Data items:
START

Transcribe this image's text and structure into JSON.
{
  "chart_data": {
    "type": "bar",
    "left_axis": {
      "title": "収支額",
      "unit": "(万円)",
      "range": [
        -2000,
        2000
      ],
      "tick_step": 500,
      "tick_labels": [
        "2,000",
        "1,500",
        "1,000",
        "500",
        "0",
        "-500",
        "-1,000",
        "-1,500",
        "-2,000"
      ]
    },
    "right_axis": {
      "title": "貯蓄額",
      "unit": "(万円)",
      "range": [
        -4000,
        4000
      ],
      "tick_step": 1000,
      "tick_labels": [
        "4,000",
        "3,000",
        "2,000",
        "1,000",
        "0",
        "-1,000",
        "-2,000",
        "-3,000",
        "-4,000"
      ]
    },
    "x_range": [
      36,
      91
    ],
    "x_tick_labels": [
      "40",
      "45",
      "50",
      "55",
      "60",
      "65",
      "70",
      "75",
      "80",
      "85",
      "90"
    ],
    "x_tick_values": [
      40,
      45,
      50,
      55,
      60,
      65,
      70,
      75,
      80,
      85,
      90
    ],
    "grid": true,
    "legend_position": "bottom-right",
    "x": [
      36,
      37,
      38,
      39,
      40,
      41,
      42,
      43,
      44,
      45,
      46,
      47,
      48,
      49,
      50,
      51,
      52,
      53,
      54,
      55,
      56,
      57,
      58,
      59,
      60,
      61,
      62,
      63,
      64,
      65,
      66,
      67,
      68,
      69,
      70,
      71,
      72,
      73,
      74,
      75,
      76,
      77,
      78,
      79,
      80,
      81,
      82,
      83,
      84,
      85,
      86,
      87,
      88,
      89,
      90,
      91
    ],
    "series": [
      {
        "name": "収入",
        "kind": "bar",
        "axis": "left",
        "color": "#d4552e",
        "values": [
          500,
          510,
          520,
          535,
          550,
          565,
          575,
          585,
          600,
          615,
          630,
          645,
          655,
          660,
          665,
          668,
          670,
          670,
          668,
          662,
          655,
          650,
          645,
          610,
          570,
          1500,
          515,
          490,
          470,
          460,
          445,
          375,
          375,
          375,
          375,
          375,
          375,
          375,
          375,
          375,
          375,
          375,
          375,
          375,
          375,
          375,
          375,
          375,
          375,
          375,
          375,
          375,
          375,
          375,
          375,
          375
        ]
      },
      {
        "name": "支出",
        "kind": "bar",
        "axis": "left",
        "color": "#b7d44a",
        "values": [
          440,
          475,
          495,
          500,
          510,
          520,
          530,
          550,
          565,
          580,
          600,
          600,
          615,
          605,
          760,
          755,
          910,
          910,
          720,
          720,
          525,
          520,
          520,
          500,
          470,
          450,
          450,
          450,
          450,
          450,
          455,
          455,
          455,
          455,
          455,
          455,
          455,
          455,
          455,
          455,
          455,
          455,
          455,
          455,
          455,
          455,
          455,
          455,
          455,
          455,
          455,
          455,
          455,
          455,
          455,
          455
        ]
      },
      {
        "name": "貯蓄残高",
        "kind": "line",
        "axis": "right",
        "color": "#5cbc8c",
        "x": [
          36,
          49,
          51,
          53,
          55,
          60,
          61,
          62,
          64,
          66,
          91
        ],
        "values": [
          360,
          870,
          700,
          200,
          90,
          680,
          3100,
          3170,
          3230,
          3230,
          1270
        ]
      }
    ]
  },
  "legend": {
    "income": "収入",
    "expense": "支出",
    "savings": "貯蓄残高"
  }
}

END

Repeat the material in full, exactly as it stands.

■ WORKED SOLUTION ■
Transcribe this image's text and structure into JSON.
{
  "chart_data": {
    "type": "bar",
    "left_axis": {
      "title": "収支額",
      "unit": "(万円)",
      "range": [
        -2000,
        2000
      ],
      "tick_step": 500,
      "tick_labels": [
        "2,000",
        "1,500",
        "1,000",
        "500",
        "0",
        "-500",
        "-1,000",
        "-1,500",
        "-2,000"
      ]
    },
    "right_axis": {
      "title": "貯蓄額",
      "unit": "(万円)",
      "range": [
        -4000,
        4000
      ],
      "tick_step": 1000,
      "tick_labels": [
        "4,000",
        "3,000",
        "2,000",
        "1,000",
        "0",
        "-1,000",
        "-2,000",
        "-3,000",
        "-4,000"
      ]
    },
    "x_range": [
      36,
      91
    ],
    "x_tick_labels": [
      "40",
      "45",
      "50",
      "55",
      "60",
      "65",
      "70",
      "75",
      "80",
      "85",
      "90"
    ],
    "x_tick_values": [
      40,
      45,
      50,
      55,
      60,
      65,
      70,
      75,
      80,
      85,
      90
    ],
    "grid": true,
    "legend_position": "bottom-right",
    "x": [
      36,
      37,
      38,
      39,
      40,
      41,
      42,
      43,
      44,
      45,
      46,
      47,
      48,
      49,
      50,
      51,
      52,
      53,
      54,
      55,
      56,
      57,
      58,
      59,
      60,
      61,
      62,
      63,
      64,
      65,
      66,
      67,
      68,
      69,
      70,
      71,
      72,
      73,
      74,
      75,
      76,
      77,
      78,
      79,
      80,
      81,
      82,
      83,
      84,
      85,
      86,
      87,
      88,
      89,
      90,
      91
    ],
    "series": [
      {
        "name": "収入",
        "kind": "bar",
        "axis": "left",
        "color": "#d4552e",
        "values": [
          500,
          510,
          520,
          535,
          550,
          565,
          575,
          585,
          600,
          615,
          630,
          645,
          655,
          660,
          665,
          668,
          670,
          670,
          668,
          662,
          655,
          650,
          645,
          610,
          570,
          1500,
          515,
          490,
          470,
          460,
          445,
          375,
          375,
          375,
          375,
          375,
          375,
          375,
          375,
          375,
          375,
          375,
          375,
          375,
          375,
          375,
          375,
          375,
          375,
          375,
          375,
          375,
          375,
          375,
          375,
          375
        ]
      },
      {
        "name": "支出",
        "kind": "bar",
        "axis": "left",
        "color": "#b7d44a",
        "values": [
          440,
          475,
          495,
          500,
          510,
          520,
          530,
          550,
          565,
          580,
          600,
          600,
          615,
          605,
          760,
          755,
          910,
          910,
          720,
          720,
          525,
          520,
          520,
          500,
          470,
          450,
          450,
          450,
          450,
          450,
          455,
          455,
          455,
          455,
          455,
          455,
          455,
          455,
          455,
          455,
          455,
          455,
          455,
          455,
          455,
          455,
          455,
          455,
          455,
          455,
          455,
          455,
          455,
          455,
          455,
          455
        ]
      },
      {
        "name": "貯蓄残高",
        "kind": "line",
        "axis": "right",
        "color": "#5cbc8c",
        "x": [
          36,
          49,
          51,
          53,
          55,
          60,
          61,
          62,
          64,
          66,
          91
        ],
        "values": [
          360,
          870,
          700,
          200,
          90,
          680,
          3100,
          3170,
          3230,
          3230,
          1270
        ]
      }
    ]
  },
  "legend": {
    "income": "収入",
    "expense": "支出",
    "savings": "貯蓄残高"
  }
}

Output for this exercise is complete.